━━━ Reading passage
After the league management contacted the clubs playing home games and requested that they take notice of the occasion, Liverpool football club announced that it will play the “God Save the King” song.

Before the game began, the club played the national anthem, but there were resounding booing from the crowd even before it began.

In the 1980s, Liverpool supporters began jeering the national anthem in opposition to Margaret Thatcher’s Conservative Party and her alleged neglect of the city.

Because of this, many Liverpudlians felt alienated from the rest of the nation; at Anfield, placards declaring “Scouse not English” were frequently visible among the throng.

Before the FA Cup final a year ago and the Community Shield in July, Liverpool supporters booed the former national hymn God Save the Queen vociferously.

Manager Klopp of Liverpool responded to the jeers by saying:

‘First and foremost, [it] is a big day for England and I respect that a lot.

”Everyone who wants to be happy about it and wants to celebrate it is allowed to celebrate it. We have, thank God – and not everything now is better than it was in the past – but we have freedom of speech. That means a free opinion as well.
━━━━━━
━━━ Data excerpts
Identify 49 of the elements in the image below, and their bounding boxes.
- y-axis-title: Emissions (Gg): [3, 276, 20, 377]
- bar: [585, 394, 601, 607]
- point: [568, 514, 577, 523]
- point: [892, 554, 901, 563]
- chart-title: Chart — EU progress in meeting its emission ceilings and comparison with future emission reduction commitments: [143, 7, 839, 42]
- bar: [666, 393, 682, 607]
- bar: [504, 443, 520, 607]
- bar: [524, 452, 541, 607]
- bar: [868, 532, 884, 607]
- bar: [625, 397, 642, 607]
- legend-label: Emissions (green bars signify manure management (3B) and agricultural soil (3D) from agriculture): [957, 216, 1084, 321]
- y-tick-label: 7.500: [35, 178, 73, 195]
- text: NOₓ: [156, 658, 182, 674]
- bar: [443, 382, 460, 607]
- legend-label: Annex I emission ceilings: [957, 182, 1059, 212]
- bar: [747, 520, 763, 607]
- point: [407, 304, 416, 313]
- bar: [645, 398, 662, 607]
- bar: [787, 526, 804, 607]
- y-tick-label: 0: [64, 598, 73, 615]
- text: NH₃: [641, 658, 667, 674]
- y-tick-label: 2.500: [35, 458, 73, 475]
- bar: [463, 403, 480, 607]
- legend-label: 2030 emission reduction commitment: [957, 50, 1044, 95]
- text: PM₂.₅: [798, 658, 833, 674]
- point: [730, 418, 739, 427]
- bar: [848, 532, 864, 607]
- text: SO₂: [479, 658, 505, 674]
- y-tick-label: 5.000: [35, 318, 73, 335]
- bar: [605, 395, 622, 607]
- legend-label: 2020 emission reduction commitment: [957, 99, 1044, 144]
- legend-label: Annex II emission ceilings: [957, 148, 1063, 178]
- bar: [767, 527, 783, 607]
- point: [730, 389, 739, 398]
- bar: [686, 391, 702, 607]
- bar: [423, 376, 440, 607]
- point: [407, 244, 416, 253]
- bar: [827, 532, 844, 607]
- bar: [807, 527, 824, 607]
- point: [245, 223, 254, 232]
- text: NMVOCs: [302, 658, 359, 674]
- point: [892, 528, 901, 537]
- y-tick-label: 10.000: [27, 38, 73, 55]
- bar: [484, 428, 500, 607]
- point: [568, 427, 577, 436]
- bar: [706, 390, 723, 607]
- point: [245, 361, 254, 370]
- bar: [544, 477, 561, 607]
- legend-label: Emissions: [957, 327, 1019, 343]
━━━━━━
## Job 1
Answer these questions using the passage on Liverpool supporters and the national anthem.
(a) Which song did Liverpool announce it would play?
(b) In which decade did Liverpool supporters begin jeering the national anthem?
(c) What did the placards frequently seen at Anfield declare?
## Job 2
Write the next part of the passage on Liverpool supporters and the national anthem, picking up after its final sentence.
The listing is not needed for any of the work here.

## Written response 1
(a) "God Save the King"
(b) The 1980s
(c) "Scouse not English"

## Written response 2
‘It was clear that something like this would happen, I think everyone knew it. And that is allowed, meanwhile. That is fine.

‘Nothing else happened and there was not any kind of chants or anything like that. It was just that the people showed [their feelings].

‘I don’t know exactly what it is, some things I know about, not all. But the people of Liverpool in the past were not always happy with how the city or the club was dealt with. So that is what they did.

‘I think really today, for all other people who love the day – and I am not sure if you say congratulations to the King but if you did then I do that here – but people who celebrate it, they do that here.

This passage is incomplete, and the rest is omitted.